▶ [Required work] In the listing below, count the lines with "عبدالله" and report only the figure.

### Items ###

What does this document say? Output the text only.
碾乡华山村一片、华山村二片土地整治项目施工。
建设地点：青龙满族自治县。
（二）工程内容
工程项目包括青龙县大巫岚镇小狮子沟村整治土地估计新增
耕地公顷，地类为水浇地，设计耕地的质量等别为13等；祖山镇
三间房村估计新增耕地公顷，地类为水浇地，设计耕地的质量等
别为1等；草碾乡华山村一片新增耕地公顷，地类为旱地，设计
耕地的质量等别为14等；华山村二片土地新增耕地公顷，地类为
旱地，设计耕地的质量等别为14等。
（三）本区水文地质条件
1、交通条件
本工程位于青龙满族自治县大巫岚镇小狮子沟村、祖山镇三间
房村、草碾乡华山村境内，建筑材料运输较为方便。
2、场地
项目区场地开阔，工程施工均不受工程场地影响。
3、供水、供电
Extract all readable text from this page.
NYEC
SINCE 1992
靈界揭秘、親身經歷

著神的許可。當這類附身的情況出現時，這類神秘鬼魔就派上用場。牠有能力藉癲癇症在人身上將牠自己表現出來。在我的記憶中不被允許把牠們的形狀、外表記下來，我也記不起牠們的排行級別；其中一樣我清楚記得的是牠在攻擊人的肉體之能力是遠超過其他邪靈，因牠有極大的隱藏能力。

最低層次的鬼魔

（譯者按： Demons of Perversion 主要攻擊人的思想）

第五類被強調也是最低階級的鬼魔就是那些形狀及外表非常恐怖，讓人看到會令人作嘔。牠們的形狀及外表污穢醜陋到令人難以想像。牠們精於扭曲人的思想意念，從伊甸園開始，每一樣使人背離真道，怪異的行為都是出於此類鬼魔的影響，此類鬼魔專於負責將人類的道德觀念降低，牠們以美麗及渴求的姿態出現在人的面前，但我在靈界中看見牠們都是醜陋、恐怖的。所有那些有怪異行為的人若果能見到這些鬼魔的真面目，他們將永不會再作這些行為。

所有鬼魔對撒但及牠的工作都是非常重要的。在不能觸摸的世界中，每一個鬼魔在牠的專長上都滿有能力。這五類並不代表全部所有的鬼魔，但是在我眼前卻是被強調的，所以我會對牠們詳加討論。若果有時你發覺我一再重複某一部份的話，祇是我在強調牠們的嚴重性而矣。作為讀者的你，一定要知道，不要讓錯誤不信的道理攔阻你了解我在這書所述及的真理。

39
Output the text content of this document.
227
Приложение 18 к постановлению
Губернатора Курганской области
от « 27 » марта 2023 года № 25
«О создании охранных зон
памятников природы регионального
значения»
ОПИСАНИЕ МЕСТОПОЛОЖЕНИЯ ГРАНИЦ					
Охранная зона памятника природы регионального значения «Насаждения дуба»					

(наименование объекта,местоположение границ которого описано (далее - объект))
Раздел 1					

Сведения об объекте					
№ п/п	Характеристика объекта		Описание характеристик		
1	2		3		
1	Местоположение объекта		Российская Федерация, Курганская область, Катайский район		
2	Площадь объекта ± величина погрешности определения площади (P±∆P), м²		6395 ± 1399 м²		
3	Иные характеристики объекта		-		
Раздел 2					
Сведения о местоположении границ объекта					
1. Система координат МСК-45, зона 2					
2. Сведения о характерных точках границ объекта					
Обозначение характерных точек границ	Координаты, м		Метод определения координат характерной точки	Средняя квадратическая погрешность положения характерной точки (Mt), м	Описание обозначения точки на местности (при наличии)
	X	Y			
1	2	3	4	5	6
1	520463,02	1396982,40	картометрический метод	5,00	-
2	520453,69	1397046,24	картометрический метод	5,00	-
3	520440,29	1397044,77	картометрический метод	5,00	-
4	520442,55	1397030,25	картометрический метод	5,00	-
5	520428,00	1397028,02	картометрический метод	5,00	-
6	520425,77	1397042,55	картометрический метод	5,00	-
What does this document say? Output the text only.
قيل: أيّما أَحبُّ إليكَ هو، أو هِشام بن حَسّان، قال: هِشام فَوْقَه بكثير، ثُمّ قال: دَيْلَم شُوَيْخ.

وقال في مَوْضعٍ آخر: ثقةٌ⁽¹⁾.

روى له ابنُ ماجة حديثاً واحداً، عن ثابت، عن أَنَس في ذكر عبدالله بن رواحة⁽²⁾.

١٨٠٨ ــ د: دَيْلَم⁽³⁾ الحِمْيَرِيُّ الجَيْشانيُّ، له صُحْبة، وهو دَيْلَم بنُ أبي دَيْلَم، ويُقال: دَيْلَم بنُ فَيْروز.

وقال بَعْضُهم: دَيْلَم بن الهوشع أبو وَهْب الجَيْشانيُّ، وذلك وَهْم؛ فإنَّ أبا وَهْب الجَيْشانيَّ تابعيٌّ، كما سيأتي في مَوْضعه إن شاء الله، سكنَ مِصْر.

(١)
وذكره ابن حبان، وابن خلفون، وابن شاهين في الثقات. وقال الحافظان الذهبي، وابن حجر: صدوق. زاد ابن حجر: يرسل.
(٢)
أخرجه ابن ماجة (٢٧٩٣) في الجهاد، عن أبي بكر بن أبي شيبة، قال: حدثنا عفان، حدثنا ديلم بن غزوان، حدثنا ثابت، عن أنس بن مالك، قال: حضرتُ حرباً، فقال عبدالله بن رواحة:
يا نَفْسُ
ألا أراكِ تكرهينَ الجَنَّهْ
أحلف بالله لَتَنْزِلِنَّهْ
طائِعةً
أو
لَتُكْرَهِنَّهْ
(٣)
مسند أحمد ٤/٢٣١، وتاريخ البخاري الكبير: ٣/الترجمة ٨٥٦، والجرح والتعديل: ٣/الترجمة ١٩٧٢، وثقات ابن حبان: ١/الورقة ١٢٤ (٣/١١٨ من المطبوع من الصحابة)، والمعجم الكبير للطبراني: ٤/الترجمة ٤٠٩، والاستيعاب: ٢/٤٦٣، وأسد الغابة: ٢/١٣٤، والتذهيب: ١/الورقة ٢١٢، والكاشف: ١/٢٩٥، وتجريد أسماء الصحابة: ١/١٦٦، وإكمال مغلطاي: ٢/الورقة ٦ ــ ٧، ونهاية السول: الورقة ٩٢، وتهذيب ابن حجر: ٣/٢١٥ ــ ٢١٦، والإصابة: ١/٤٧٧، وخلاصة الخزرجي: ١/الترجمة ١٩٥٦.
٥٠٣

###

▶ [Solution to this task] 2